Your task: Swap every "empty-cell" in the rows below for "blank-cell" and give the rows again with nothing else changed. Leave out the pictures.

Input for this task:
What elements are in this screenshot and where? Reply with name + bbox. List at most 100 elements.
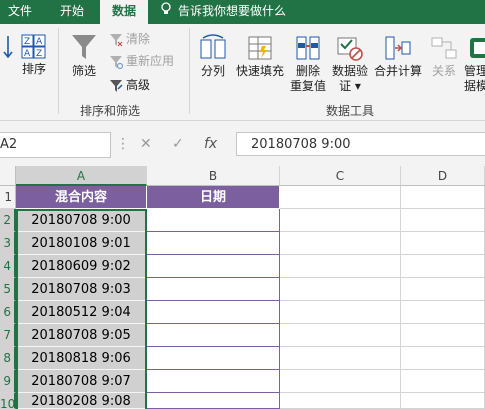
svg-text:Z: Z [24, 37, 30, 47]
remove-duplicates-icon [288, 34, 328, 62]
lightbulb-icon [160, 1, 172, 23]
reapply-button[interactable]: 重新应用 [109, 52, 174, 70]
row-header[interactable]: 7 [0, 324, 16, 347]
text-to-columns-button[interactable]: 分列 [196, 34, 230, 79]
sort-filter-group-label: 排序和筛选 [79, 104, 140, 118]
table-row-cell-b[interactable] [147, 301, 280, 324]
table-row-cell-b[interactable] [147, 393, 280, 409]
table-row-cell-b[interactable] [147, 232, 280, 255]
table-row-cell-a[interactable]: 20180512 9:04 [16, 301, 147, 324]
tab-file[interactable]: 文件 [0, 0, 40, 24]
empty-cell[interactable] [280, 347, 401, 370]
tab-data[interactable]: 数据 [100, 0, 148, 24]
table-row-cell-a[interactable]: 20180609 9:02 [16, 255, 147, 278]
empty-cell[interactable] [401, 370, 485, 393]
cancel-icon[interactable]: ✕ [140, 132, 152, 156]
table-row-cell-a[interactable]: 20180708 9:05 [16, 324, 147, 347]
remove-duplicates-button[interactable]: 删除 重复值 [288, 34, 328, 94]
reapply-label: 重新应用 [126, 54, 175, 68]
empty-cell[interactable] [401, 255, 485, 278]
consolidate-button[interactable]: 合并计算 [372, 34, 424, 79]
empty-cell[interactable] [401, 232, 485, 255]
empty-cell[interactable] [401, 278, 485, 301]
tab-home[interactable]: 开始 [48, 0, 96, 24]
empty-cell[interactable] [280, 232, 401, 255]
empty-cell[interactable] [401, 324, 485, 347]
table-row-cell-b[interactable] [147, 370, 280, 393]
ribbon-tab-bar: 文件 开始 数据 告诉我你想要做什么 [0, 0, 485, 24]
row-header[interactable]: 5 [0, 278, 16, 301]
worksheet-grid[interactable]: A B C D 1 2 3 4 5 6 7 8 9 10 混合内容 日期 201… [0, 166, 485, 409]
split-columns-icon [196, 34, 230, 62]
row-header[interactable]: 10 [0, 393, 16, 409]
row-header[interactable]: 2 [0, 209, 16, 232]
name-box[interactable]: A2 [0, 132, 111, 158]
column-header-c[interactable]: C [280, 166, 401, 186]
filter-button[interactable]: 筛选 [64, 32, 104, 79]
data-tools-group-label: 数据工具 [325, 104, 374, 118]
row-header[interactable]: 3 [0, 232, 16, 255]
select-all-corner[interactable] [0, 166, 16, 186]
svg-text:A: A [36, 37, 43, 47]
empty-cell[interactable] [401, 347, 485, 370]
svg-text:A: A [24, 49, 31, 59]
manage-label-2: 据模 [464, 79, 485, 93]
row-header[interactable]: 6 [0, 301, 16, 324]
data-model-icon [464, 34, 485, 62]
table-row-cell-a[interactable]: 20180108 9:01 [16, 232, 147, 255]
column-header-b[interactable]: B [147, 166, 280, 186]
empty-cell[interactable] [280, 393, 401, 409]
empty-cell[interactable] [280, 324, 401, 347]
empty-cell[interactable] [280, 255, 401, 278]
empty-cell[interactable] [280, 278, 401, 301]
table-row-cell-a[interactable]: 20180208 9:08 [16, 393, 147, 409]
data-validation-icon [330, 34, 370, 62]
reapply-icon [110, 55, 124, 69]
column-header-a[interactable]: A [16, 166, 147, 186]
svg-text:Z: Z [36, 49, 42, 59]
table-row-cell-a[interactable]: 20180708 9:00 [16, 209, 147, 232]
table-row-cell-b[interactable] [147, 255, 280, 278]
insert-function-icon[interactable]: fx [204, 132, 217, 156]
clear-button[interactable]: 清除 [109, 30, 150, 48]
advanced-label: 高级 [126, 78, 151, 92]
table-row-cell-b[interactable] [147, 324, 280, 347]
table-row-cell-a[interactable]: 20180708 9:03 [16, 278, 147, 301]
sort-button[interactable]: ZAAZ 排序 [18, 34, 50, 77]
table-row-cell-b[interactable] [147, 347, 280, 370]
table-row-cell-b[interactable] [147, 209, 280, 232]
data-validation-button[interactable]: 数据验 证 ▾ [330, 34, 370, 94]
cell-b1[interactable]: 日期 [147, 186, 280, 209]
enter-icon[interactable]: ✓ [172, 132, 184, 156]
empty-cell[interactable] [401, 393, 485, 409]
tell-me-box[interactable]: 告诉我你想要做什么 [160, 0, 286, 24]
cell-c1[interactable] [280, 186, 401, 209]
table-row-cell-a[interactable]: 20180708 9:07 [16, 370, 147, 393]
sort-az-button[interactable] [0, 34, 16, 62]
empty-cell[interactable] [280, 301, 401, 324]
clear-label: 清除 [126, 32, 151, 46]
row-header[interactable]: 9 [0, 370, 16, 393]
table-row-cell-b[interactable] [147, 278, 280, 301]
column-header-d[interactable]: D [401, 166, 485, 186]
cell-a1[interactable]: 混合内容 [16, 186, 147, 209]
formula-input[interactable]: 20180708 9:00 [236, 132, 485, 156]
consolidate-icon [372, 34, 424, 62]
row-header[interactable]: 4 [0, 255, 16, 278]
flash-fill-button[interactable]: 快速填充 [234, 34, 286, 79]
filter-label: 筛选 [71, 64, 96, 78]
consolidate-label: 合并计算 [373, 64, 422, 78]
row-header[interactable]: 8 [0, 347, 16, 370]
empty-cell[interactable] [280, 209, 401, 232]
advanced-button[interactable]: 高级 [109, 76, 150, 94]
manage-data-model-button[interactable]: 管理 据模 [464, 34, 485, 94]
empty-cell[interactable] [280, 370, 401, 393]
empty-cell[interactable] [401, 301, 485, 324]
row-header[interactable]: 1 [0, 186, 16, 209]
relationships-button[interactable]: 关系 [426, 34, 462, 79]
filter-icon [64, 32, 104, 62]
empty-cell[interactable] [401, 209, 485, 232]
cell-d1[interactable] [401, 186, 485, 209]
relationships-label: 关系 [431, 64, 456, 78]
table-row-cell-a[interactable]: 20180818 9:06 [16, 347, 147, 370]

Problem solution:
What elements are in this screenshot and where? Reply with name + bbox. List at most 100 elements.
svg-text:Z: Z [24, 37, 30, 47]
remove-duplicates-icon [288, 34, 328, 62]
lightbulb-icon [160, 1, 172, 23]
reapply-button[interactable]: 重新应用 [109, 52, 174, 70]
row-header[interactable]: 7 [0, 324, 16, 347]
text-to-columns-button[interactable]: 分列 [196, 34, 230, 79]
sort-filter-group-label: 排序和筛选 [79, 104, 140, 118]
table-row-cell-b[interactable] [147, 301, 280, 324]
table-row-cell-b[interactable] [147, 393, 280, 409]
table-row-cell-b[interactable] [147, 232, 280, 255]
table-row-cell-a[interactable]: 20180512 9:04 [16, 301, 147, 324]
tab-file[interactable]: 文件 [0, 0, 40, 24]
blank-cell[interactable] [280, 347, 401, 370]
tab-data[interactable]: 数据 [100, 0, 148, 24]
table-row-cell-a[interactable]: 20180609 9:02 [16, 255, 147, 278]
blank-cell[interactable] [401, 370, 485, 393]
cancel-icon[interactable]: ✕ [140, 132, 152, 156]
table-row-cell-a[interactable]: 20180708 9:05 [16, 324, 147, 347]
remove-duplicates-button[interactable]: 删除 重复值 [288, 34, 328, 94]
reapply-label: 重新应用 [126, 54, 175, 68]
blank-cell[interactable] [401, 255, 485, 278]
consolidate-button[interactable]: 合并计算 [372, 34, 424, 79]
blank-cell[interactable] [401, 232, 485, 255]
blank-cell[interactable] [401, 278, 485, 301]
tab-home[interactable]: 开始 [48, 0, 96, 24]
blank-cell[interactable] [280, 232, 401, 255]
blank-cell[interactable] [401, 324, 485, 347]
table-row-cell-b[interactable] [147, 370, 280, 393]
ribbon-tab-bar: 文件 开始 数据 告诉我你想要做什么 [0, 0, 485, 24]
row-header[interactable]: 5 [0, 278, 16, 301]
worksheet-grid[interactable]: A B C D 1 2 3 4 5 6 7 8 9 10 混合内容 日期 201… [0, 166, 485, 409]
split-columns-icon [196, 34, 230, 62]
row-header[interactable]: 10 [0, 393, 16, 409]
row-header[interactable]: 2 [0, 209, 16, 232]
name-box[interactable]: A2 [0, 132, 111, 158]
column-header-c[interactable]: C [280, 166, 401, 186]
filter-button[interactable]: 筛选 [64, 32, 104, 79]
data-tools-group-label: 数据工具 [325, 104, 374, 118]
row-header[interactable]: 3 [0, 232, 16, 255]
select-all-corner[interactable] [0, 166, 16, 186]
svg-text:A: A [36, 37, 43, 47]
blank-cell[interactable] [401, 347, 485, 370]
svg-text:A: A [24, 49, 31, 59]
manage-label-2: 据模 [464, 79, 485, 93]
row-header[interactable]: 6 [0, 301, 16, 324]
data-model-icon [464, 34, 485, 62]
table-row-cell-a[interactable]: 20180108 9:01 [16, 232, 147, 255]
column-header-b[interactable]: B [147, 166, 280, 186]
blank-cell[interactable] [280, 393, 401, 409]
blank-cell[interactable] [280, 324, 401, 347]
blank-cell[interactable] [280, 255, 401, 278]
blank-cell[interactable] [280, 278, 401, 301]
table-row-cell-a[interactable]: 20180208 9:08 [16, 393, 147, 409]
data-validation-icon [330, 34, 370, 62]
reapply-icon [110, 55, 124, 69]
column-header-a[interactable]: A [16, 166, 147, 186]
svg-text:Z: Z [36, 49, 42, 59]
table-row-cell-a[interactable]: 20180708 9:00 [16, 209, 147, 232]
table-row-cell-b[interactable] [147, 255, 280, 278]
insert-function-icon[interactable]: fx [204, 132, 217, 156]
clear-button[interactable]: 清除 [109, 30, 150, 48]
advanced-label: 高级 [126, 78, 151, 92]
table-row-cell-b[interactable] [147, 324, 280, 347]
table-row-cell-a[interactable]: 20180708 9:03 [16, 278, 147, 301]
sort-button[interactable]: ZAAZ 排序 [18, 34, 50, 77]
table-row-cell-b[interactable] [147, 347, 280, 370]
table-row-cell-b[interactable] [147, 209, 280, 232]
data-validation-button[interactable]: 数据验 证 ▾ [330, 34, 370, 94]
cell-b1[interactable]: 日期 [147, 186, 280, 209]
enter-icon[interactable]: ✓ [172, 132, 184, 156]
blank-cell[interactable] [401, 393, 485, 409]
tell-me-box[interactable]: 告诉我你想要做什么 [160, 0, 286, 24]
cell-c1[interactable] [280, 186, 401, 209]
table-row-cell-a[interactable]: 20180708 9:07 [16, 370, 147, 393]
sort-az-button[interactable] [0, 34, 16, 62]
blank-cell[interactable] [280, 301, 401, 324]
clear-label: 清除 [126, 32, 151, 46]
row-header[interactable]: 9 [0, 370, 16, 393]
table-row-cell-b[interactable] [147, 278, 280, 301]
column-header-d[interactable]: D [401, 166, 485, 186]
cell-a1[interactable]: 混合内容 [16, 186, 147, 209]
formula-input[interactable]: 20180708 9:00 [236, 132, 485, 156]
consolidate-icon [372, 34, 424, 62]
row-header[interactable]: 4 [0, 255, 16, 278]
flash-fill-button[interactable]: 快速填充 [234, 34, 286, 79]
filter-label: 筛选 [71, 64, 96, 78]
consolidate-label: 合并计算 [373, 64, 422, 78]
row-header[interactable]: 8 [0, 347, 16, 370]
blank-cell[interactable] [280, 209, 401, 232]
advanced-button[interactable]: 高级 [109, 76, 150, 94]
manage-data-model-button[interactable]: 管理 据模 [464, 34, 485, 94]
blank-cell[interactable] [280, 370, 401, 393]
blank-cell[interactable] [401, 301, 485, 324]
row-header[interactable]: 1 [0, 186, 16, 209]
relationships-button[interactable]: 关系 [426, 34, 462, 79]
filter-icon [64, 32, 104, 62]
blank-cell[interactable] [401, 209, 485, 232]
cell-d1[interactable] [401, 186, 485, 209]
relationships-label: 关系 [431, 64, 456, 78]
table-row-cell-a[interactable]: 20180818 9:06 [16, 347, 147, 370]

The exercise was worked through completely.